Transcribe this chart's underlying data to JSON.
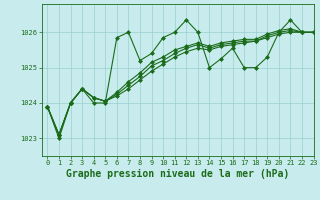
{
  "title": "Graphe pression niveau de la mer (hPa)",
  "background_color": "#c8eced",
  "grid_color": "#90c8c8",
  "line_color": "#1a6b1a",
  "xlim": [
    -0.5,
    23
  ],
  "ylim": [
    1022.5,
    1026.8
  ],
  "yticks": [
    1023,
    1024,
    1025,
    1026
  ],
  "xticks": [
    0,
    1,
    2,
    3,
    4,
    5,
    6,
    7,
    8,
    9,
    10,
    11,
    12,
    13,
    14,
    15,
    16,
    17,
    18,
    19,
    20,
    21,
    22,
    23
  ],
  "series": [
    [
      1023.9,
      1023.0,
      1024.0,
      1024.4,
      1024.0,
      1024.0,
      1025.85,
      1026.0,
      1025.2,
      1025.4,
      1025.85,
      1026.0,
      1026.35,
      1026.0,
      1025.0,
      1025.25,
      1025.55,
      1025.0,
      1025.0,
      1025.3,
      1026.0,
      1026.35,
      1026.0,
      1026.0
    ],
    [
      1023.9,
      1023.1,
      1024.0,
      1024.4,
      1024.15,
      1024.05,
      1024.2,
      1024.4,
      1024.65,
      1024.9,
      1025.1,
      1025.3,
      1025.45,
      1025.55,
      1025.5,
      1025.6,
      1025.65,
      1025.7,
      1025.75,
      1025.85,
      1025.95,
      1026.0,
      1026.0,
      1026.0
    ],
    [
      1023.9,
      1023.1,
      1024.0,
      1024.4,
      1024.15,
      1024.05,
      1024.25,
      1024.5,
      1024.75,
      1025.05,
      1025.2,
      1025.4,
      1025.55,
      1025.65,
      1025.55,
      1025.65,
      1025.7,
      1025.75,
      1025.75,
      1025.9,
      1026.0,
      1026.05,
      1026.0,
      1026.0
    ],
    [
      1023.9,
      1023.1,
      1024.0,
      1024.4,
      1024.15,
      1024.05,
      1024.3,
      1024.6,
      1024.85,
      1025.15,
      1025.3,
      1025.5,
      1025.6,
      1025.7,
      1025.6,
      1025.7,
      1025.75,
      1025.8,
      1025.8,
      1025.95,
      1026.05,
      1026.1,
      1026.0,
      1026.0
    ]
  ],
  "marker": "D",
  "marker_size": 2.0,
  "linewidth": 0.8,
  "xlabel_fontsize": 7,
  "tick_fontsize": 5,
  "tick_labelcolor": "#1a6b1a",
  "figsize": [
    3.2,
    2.0
  ],
  "dpi": 100
}
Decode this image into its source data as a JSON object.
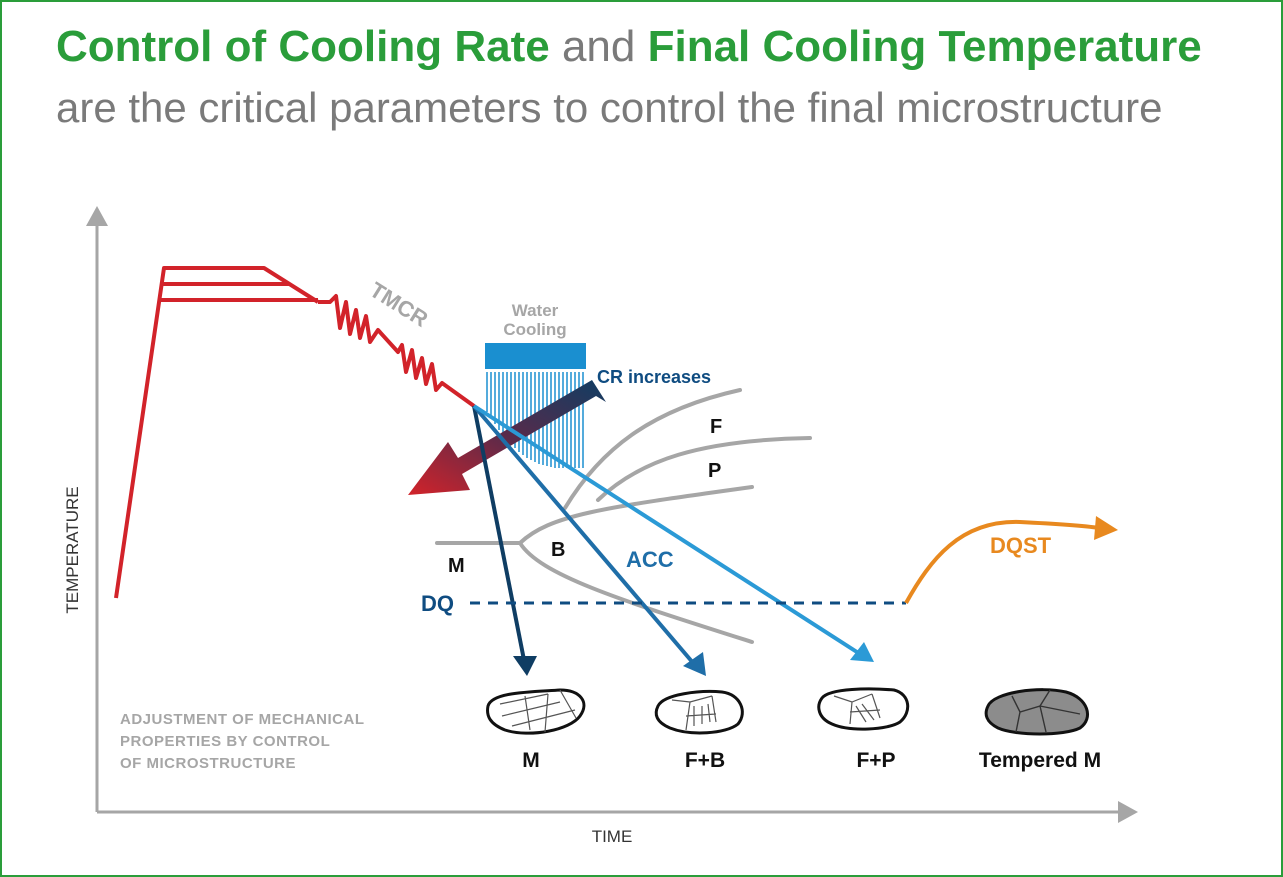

> [WRITTEN EXERCISE] In the lines above, locate the string "JSON". Copy every line where it occurs.

> [SOLVED EXERCISE]
Transcribe this chart's underlying data to JSON.
Decode this image into its source data as a JSON object.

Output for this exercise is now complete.